The content assembly and packaging process depend on the type of the CDM 361 used: in the browser context wrapping of encrypted frames into fragmented mp4 (defined in ISO/IEC 14496-12 ISO Base Media File Format, ISOBMFF) is performed since that is the format supported by common browsers that implement the Media Source Extensions (MSE, or its iOS equivalent Managed Media Source) API. The encryption part of fragmented mp4 generation is fully conformant to the CENC specification, i.e. AES-128 in CBC and CTR modes is utilized, along with clear/encrypted ranges being signaled in accordance with the aforementioned specification.
The CDM of each client 361 sends a typical playback license request to the DRM License Server 360. The request may include intermediary proxies and allow the license server a verification of security levels and if the device and its owner is authorized to consume the content. It may contain implementation-specific (e.g., Widevine, FairPlay Streaming or PlayReady) data which usually includes basic client information pertaining to DRM like hardware and operating system identifiers, DRM type, decryption and output protection robustness, etc., all of these in encrypted form to eliminate any possibility of decryption key extraction by third parties.

(Data excerpts):
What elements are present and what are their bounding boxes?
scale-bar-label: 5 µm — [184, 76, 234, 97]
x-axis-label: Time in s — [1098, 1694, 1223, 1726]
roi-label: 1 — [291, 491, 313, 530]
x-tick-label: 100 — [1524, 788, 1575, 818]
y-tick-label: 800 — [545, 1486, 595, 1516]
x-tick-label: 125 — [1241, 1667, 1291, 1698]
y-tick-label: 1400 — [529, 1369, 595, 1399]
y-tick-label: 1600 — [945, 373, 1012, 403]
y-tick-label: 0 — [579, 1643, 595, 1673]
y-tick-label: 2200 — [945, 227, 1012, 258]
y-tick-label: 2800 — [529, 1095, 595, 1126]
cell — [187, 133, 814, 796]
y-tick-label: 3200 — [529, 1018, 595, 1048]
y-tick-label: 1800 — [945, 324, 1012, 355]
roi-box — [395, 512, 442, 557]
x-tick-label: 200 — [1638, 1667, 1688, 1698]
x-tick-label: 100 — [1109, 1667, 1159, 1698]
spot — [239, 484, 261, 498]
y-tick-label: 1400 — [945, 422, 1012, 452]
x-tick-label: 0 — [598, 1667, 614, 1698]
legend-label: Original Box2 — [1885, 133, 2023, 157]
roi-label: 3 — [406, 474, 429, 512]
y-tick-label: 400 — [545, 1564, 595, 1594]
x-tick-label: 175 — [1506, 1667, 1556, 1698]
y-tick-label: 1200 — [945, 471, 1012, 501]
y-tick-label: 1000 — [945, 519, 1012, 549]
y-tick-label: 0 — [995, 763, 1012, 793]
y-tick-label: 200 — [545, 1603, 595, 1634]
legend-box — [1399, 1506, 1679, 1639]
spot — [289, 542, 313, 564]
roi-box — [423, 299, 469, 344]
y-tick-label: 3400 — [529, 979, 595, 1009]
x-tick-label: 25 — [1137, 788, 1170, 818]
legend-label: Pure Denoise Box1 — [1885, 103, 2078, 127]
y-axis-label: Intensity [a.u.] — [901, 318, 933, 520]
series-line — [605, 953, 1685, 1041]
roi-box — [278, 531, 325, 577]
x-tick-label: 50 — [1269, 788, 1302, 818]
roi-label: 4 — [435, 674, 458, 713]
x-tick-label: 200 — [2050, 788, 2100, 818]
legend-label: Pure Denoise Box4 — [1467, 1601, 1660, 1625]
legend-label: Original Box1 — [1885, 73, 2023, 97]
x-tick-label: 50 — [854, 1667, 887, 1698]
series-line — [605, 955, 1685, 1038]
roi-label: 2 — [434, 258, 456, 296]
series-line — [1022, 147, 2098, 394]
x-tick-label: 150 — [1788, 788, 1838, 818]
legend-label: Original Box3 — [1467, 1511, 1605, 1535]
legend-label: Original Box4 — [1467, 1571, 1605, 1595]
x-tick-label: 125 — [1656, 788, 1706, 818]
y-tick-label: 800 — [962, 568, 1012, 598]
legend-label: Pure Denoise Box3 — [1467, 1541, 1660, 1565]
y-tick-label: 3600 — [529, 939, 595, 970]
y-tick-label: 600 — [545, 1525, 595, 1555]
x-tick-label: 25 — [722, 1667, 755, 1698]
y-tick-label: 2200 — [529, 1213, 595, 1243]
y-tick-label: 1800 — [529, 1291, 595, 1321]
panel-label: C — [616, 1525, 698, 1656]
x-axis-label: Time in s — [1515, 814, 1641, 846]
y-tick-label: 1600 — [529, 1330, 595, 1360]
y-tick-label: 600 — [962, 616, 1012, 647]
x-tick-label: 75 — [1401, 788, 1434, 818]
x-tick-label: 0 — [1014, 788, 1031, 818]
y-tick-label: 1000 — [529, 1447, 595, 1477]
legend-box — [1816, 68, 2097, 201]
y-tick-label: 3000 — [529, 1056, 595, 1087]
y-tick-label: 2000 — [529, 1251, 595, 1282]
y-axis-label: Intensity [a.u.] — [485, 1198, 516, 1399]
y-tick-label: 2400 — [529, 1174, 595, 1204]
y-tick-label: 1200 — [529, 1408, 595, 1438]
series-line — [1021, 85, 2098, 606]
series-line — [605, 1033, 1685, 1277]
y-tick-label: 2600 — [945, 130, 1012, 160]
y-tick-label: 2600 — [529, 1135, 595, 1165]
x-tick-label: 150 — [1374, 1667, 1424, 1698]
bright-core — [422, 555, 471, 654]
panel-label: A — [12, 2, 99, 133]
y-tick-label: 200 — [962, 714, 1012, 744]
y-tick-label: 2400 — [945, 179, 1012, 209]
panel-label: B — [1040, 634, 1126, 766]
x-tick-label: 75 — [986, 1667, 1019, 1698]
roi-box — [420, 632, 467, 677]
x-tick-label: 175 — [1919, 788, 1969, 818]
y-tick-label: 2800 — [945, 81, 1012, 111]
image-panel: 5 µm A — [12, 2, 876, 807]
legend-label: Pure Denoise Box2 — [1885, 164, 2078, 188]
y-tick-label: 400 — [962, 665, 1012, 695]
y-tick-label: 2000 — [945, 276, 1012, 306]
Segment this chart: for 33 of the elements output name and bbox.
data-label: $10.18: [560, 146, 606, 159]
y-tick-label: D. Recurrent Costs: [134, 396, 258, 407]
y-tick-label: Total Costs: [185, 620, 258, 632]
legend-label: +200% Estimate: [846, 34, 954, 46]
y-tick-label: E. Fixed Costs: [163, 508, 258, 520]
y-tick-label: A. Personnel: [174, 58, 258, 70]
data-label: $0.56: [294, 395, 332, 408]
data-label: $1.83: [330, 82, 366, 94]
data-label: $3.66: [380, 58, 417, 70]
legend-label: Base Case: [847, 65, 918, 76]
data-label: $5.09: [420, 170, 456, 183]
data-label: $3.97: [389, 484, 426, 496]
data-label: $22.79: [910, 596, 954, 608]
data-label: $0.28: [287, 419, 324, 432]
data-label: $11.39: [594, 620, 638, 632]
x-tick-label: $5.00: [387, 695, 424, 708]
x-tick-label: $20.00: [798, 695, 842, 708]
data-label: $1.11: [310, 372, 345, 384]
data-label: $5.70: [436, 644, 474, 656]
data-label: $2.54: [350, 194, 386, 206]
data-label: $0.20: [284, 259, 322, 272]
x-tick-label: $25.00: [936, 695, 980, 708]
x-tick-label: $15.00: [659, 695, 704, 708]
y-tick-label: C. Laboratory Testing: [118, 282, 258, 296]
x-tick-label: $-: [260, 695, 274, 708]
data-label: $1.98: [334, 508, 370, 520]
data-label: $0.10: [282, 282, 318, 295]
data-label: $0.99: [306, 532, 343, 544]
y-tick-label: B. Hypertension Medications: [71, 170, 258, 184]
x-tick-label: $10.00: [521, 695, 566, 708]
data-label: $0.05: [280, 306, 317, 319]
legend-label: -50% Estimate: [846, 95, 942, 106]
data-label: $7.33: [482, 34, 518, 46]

(Written task): Please condense the paragraph of the DRM page that begins "The CDM of each client 361 sends" into a short bulleted list that keeps its main facts. These entries were drawn from a separate source.

(Exercise response):
- Each client's CDM sends a standard playback license request to the DRM License Server.
- The request may pass through intermediary proxies.
- It lets the server verify security levels and whether the device and its owner are authorized to consume the content.
- It may carry implementation-specific data (e.g., Widevine, FairPlay Streaming or PlayReady), usually basic DRM-related client information such as hardware and operating system identifiers, DRM type, and decryption and output protection robustness.
- This data is encrypted so that third parties cannot extract decryption keys.